▶ [Directions for this task]: Search the records for "else". Copy every line where it appears.

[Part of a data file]

• • • • • • •

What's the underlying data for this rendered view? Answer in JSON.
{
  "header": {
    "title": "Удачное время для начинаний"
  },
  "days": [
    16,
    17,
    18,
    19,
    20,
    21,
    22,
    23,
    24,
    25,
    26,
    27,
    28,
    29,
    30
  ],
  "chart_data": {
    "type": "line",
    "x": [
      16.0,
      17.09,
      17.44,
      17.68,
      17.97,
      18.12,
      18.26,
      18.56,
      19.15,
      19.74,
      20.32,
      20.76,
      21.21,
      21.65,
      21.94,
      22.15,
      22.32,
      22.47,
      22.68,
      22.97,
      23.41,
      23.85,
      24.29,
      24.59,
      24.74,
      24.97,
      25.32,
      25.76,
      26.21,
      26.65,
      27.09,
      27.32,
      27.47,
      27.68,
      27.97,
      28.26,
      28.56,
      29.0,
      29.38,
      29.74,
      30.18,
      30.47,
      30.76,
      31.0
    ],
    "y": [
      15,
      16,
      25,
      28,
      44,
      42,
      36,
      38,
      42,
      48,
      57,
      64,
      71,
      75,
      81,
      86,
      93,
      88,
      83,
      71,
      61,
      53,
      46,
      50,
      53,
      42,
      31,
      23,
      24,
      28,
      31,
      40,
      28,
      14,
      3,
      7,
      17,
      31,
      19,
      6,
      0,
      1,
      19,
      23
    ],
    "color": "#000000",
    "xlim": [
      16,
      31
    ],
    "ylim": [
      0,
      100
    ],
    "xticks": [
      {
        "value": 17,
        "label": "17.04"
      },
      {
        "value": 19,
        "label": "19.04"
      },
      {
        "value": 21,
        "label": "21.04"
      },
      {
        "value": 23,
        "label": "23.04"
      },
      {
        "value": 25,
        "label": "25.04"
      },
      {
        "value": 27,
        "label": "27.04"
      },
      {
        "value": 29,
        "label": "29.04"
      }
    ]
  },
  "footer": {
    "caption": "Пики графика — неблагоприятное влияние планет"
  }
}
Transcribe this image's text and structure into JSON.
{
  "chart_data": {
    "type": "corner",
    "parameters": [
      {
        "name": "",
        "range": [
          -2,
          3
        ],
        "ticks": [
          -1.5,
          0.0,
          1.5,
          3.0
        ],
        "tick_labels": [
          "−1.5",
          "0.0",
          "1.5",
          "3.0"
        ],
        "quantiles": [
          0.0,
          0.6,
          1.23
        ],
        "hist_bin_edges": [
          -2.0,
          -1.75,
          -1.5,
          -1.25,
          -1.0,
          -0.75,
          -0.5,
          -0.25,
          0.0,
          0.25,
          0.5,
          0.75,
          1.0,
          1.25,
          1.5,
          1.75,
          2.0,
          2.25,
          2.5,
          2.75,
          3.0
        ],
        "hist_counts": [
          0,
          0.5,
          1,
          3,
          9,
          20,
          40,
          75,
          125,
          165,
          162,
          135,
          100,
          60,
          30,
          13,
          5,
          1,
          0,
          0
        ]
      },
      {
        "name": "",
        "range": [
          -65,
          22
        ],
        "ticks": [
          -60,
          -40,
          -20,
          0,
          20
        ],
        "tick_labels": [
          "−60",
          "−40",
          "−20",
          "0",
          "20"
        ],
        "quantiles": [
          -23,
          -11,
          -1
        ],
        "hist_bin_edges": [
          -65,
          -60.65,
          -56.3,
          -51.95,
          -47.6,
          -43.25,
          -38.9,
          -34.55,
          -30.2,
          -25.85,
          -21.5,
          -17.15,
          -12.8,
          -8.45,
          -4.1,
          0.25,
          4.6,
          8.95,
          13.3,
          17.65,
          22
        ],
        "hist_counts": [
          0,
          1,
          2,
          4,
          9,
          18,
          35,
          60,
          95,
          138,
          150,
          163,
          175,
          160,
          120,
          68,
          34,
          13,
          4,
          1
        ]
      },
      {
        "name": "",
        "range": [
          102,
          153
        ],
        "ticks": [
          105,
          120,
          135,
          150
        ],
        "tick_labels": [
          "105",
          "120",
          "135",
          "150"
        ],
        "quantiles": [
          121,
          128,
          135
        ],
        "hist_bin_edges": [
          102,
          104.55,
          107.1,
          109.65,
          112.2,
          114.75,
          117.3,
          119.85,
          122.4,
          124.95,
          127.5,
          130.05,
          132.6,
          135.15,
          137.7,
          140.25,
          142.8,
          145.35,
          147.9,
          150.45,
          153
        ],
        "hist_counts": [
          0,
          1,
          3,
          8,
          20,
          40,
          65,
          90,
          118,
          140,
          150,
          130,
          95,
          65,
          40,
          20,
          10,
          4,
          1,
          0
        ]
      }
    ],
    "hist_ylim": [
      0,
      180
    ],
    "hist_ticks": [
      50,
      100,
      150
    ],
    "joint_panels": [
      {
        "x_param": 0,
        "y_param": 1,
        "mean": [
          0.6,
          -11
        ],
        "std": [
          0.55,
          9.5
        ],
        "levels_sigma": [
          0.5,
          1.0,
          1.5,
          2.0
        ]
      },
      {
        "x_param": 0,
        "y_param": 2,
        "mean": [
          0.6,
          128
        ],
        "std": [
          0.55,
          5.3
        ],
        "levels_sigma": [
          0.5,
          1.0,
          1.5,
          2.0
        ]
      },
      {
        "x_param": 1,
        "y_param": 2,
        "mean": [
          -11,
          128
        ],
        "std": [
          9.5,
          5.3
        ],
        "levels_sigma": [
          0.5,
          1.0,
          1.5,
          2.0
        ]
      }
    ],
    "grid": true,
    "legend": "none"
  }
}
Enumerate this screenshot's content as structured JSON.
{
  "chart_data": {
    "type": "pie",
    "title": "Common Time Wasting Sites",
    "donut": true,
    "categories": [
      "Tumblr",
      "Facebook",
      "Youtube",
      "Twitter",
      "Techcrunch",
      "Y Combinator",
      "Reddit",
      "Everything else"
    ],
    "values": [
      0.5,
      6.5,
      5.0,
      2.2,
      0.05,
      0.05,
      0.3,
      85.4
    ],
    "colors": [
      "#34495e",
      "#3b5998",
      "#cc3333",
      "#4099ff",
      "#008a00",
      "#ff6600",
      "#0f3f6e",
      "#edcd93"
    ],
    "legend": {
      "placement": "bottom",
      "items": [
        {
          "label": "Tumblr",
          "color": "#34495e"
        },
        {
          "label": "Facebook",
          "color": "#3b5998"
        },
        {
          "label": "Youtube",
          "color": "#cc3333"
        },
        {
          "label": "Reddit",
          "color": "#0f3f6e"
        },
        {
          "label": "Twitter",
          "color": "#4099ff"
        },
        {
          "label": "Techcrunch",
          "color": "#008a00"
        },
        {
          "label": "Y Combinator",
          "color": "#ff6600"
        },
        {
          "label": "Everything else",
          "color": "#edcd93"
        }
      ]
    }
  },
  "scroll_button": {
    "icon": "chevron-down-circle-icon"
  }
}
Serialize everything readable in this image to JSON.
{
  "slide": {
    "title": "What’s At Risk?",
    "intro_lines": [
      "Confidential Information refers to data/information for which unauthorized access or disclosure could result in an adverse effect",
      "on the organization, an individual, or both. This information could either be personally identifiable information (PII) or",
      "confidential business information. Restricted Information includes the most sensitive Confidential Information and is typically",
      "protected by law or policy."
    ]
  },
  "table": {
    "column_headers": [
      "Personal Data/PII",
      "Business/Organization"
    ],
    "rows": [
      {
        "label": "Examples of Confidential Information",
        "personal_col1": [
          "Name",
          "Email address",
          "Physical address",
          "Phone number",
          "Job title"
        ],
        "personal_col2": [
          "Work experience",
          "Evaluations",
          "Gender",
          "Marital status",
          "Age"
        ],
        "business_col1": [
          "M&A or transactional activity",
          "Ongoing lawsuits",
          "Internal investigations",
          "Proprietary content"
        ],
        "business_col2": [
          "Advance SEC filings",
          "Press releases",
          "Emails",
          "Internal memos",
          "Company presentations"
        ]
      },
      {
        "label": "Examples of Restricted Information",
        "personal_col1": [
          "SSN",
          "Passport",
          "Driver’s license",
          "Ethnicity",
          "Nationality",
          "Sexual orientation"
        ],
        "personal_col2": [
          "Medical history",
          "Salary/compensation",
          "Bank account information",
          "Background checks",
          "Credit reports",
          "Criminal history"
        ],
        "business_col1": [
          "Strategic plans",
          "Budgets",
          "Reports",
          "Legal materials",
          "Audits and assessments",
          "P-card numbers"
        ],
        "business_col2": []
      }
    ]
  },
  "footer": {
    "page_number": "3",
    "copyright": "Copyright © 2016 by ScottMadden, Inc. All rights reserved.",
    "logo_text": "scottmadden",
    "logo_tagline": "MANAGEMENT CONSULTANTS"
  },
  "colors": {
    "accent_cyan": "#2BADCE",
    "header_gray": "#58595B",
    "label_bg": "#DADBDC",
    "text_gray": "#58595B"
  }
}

• • • • • • •

▶ [Full answer]:
      "Everything else"
          "label": "Everything else",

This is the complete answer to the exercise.